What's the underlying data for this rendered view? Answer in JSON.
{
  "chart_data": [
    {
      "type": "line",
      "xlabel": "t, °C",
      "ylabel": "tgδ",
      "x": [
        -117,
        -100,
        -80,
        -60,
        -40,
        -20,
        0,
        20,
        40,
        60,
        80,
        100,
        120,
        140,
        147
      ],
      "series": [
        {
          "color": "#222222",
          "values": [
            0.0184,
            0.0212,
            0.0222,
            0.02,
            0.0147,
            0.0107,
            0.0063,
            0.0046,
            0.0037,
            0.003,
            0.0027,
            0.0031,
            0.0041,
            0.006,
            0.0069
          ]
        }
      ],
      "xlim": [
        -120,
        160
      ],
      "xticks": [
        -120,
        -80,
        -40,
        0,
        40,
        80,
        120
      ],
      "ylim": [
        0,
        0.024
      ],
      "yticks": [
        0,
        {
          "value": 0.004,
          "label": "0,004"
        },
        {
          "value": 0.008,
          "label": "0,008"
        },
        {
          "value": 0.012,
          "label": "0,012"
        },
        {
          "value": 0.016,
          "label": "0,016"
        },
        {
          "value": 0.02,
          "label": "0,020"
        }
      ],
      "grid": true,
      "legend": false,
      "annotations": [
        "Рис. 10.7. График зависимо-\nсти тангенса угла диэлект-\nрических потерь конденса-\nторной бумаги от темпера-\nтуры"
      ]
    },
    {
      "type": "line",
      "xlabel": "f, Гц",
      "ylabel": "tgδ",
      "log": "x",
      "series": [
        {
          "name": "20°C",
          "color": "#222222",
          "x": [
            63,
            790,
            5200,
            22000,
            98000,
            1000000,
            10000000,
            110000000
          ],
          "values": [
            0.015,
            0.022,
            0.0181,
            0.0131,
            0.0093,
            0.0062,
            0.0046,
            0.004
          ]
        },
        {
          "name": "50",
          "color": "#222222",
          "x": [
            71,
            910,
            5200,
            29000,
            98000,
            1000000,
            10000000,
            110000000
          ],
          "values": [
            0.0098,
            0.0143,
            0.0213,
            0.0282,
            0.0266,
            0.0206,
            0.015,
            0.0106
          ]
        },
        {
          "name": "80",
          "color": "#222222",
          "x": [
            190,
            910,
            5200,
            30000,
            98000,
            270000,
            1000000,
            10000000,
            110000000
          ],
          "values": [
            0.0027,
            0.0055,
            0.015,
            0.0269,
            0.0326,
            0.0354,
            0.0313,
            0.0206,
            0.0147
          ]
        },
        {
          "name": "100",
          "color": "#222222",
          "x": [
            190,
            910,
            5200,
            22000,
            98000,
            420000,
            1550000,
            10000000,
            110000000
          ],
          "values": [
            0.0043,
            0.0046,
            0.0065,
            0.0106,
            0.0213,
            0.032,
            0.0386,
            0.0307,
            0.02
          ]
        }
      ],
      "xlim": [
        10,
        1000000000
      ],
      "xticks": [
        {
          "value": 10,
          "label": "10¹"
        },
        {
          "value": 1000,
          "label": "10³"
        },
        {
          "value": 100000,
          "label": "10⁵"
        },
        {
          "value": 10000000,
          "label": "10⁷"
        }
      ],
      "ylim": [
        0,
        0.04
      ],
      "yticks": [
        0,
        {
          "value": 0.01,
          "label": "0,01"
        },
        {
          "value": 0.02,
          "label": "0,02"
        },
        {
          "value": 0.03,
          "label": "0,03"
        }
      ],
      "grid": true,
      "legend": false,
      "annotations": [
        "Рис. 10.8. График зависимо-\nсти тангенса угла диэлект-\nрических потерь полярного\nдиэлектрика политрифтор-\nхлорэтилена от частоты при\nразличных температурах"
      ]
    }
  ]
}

┄┄┄┄┄┄┄┄┄┄┄┄┄┄┄┄┄┄┄┄

#### What this task involves:
Write out every line exactly as it stands.

#### Solution to this exercise:
What's the underlying data for this rendered view? Answer in JSON.
{
  "chart_data": [
    {
      "type": "line",
      "xlabel": "t, °C",
      "ylabel": "tgδ",
      "x": [
        -117,
        -100,
        -80,
        -60,
        -40,
        -20,
        0,
        20,
        40,
        60,
        80,
        100,
        120,
        140,
        147
      ],
      "series": [
        {
          "color": "#222222",
          "values": [
            0.0184,
            0.0212,
            0.0222,
            0.02,
            0.0147,
            0.0107,
            0.0063,
            0.0046,
            0.0037,
            0.003,
            0.0027,
            0.0031,
            0.0041,
            0.006,
            0.0069
          ]
        }
      ],
      "xlim": [
        -120,
        160
      ],
      "xticks": [
        -120,
        -80,
        -40,
        0,
        40,
        80,
        120
      ],
      "ylim": [
        0,
        0.024
      ],
      "yticks": [
        0,
        {
          "value": 0.004,
          "label": "0,004"
        },
        {
          "value": 0.008,
          "label": "0,008"
        },
        {
          "value": 0.012,
          "label": "0,012"
        },
        {
          "value": 0.016,
          "label": "0,016"
        },
        {
          "value": 0.02,
          "label": "0,020"
        }
      ],
      "grid": true,
      "legend": false,
      "annotations": [
        "Рис. 10.7. График зависимо-\nсти тангенса угла диэлект-\nрических потерь конденса-\nторной бумаги от темпера-\nтуры"
      ]
    },
    {
      "type": "line",
      "xlabel": "f, Гц",
      "ylabel": "tgδ",
      "log": "x",
      "series": [
        {
          "name": "20°C",
          "color": "#222222",
          "x": [
            63,
            790,
            5200,
            22000,
            98000,
            1000000,
            10000000,
            110000000
          ],
          "values": [
            0.015,
            0.022,
            0.0181,
            0.0131,
            0.0093,
            0.0062,
            0.0046,
            0.004
          ]
        },
        {
          "name": "50",
          "color": "#222222",
          "x": [
            71,
            910,
            5200,
            29000,
            98000,
            1000000,
            10000000,
            110000000
          ],
          "values": [
            0.0098,
            0.0143,
            0.0213,
            0.0282,
            0.0266,
            0.0206,
            0.015,
            0.0106
          ]
        },
        {
          "name": "80",
          "color": "#222222",
          "x": [
            190,
            910,
            5200,
            30000,
            98000,
            270000,
            1000000,
            10000000,
            110000000
          ],
          "values": [
            0.0027,
            0.0055,
            0.015,
            0.0269,
            0.0326,
            0.0354,
            0.0313,
            0.0206,
            0.0147
          ]
        },
        {
          "name": "100",
          "color": "#222222",
          "x": [
            190,
            910,
            5200,
            22000,
            98000,
            420000,
            1550000,
            10000000,
            110000000
          ],
          "values": [
            0.0043,
            0.0046,
            0.0065,
            0.0106,
            0.0213,
            0.032,
            0.0386,
            0.0307,
            0.02
          ]
        }
      ],
      "xlim": [
        10,
        1000000000
      ],
      "xticks": [
        {
          "value": 10,
          "label": "10¹"
        },
        {
          "value": 1000,
          "label": "10³"
        },
        {
          "value": 100000,
          "label": "10⁵"
        },
        {
          "value": 10000000,
          "label": "10⁷"
        }
      ],
      "ylim": [
        0,
        0.04
      ],
      "yticks": [
        0,
        {
          "value": 0.01,
          "label": "0,01"
        },
        {
          "value": 0.02,
          "label": "0,02"
        },
        {
          "value": 0.03,
          "label": "0,03"
        }
      ],
      "grid": true,
      "legend": false,
      "annotations": [
        "Рис. 10.8. График зависимо-\nсти тангенса угла диэлект-\nрических потерь полярного\nдиэлектрика политрифтор-\nхлорэтилена от частоты при\nразличных температурах"
      ]
    }
  ]
}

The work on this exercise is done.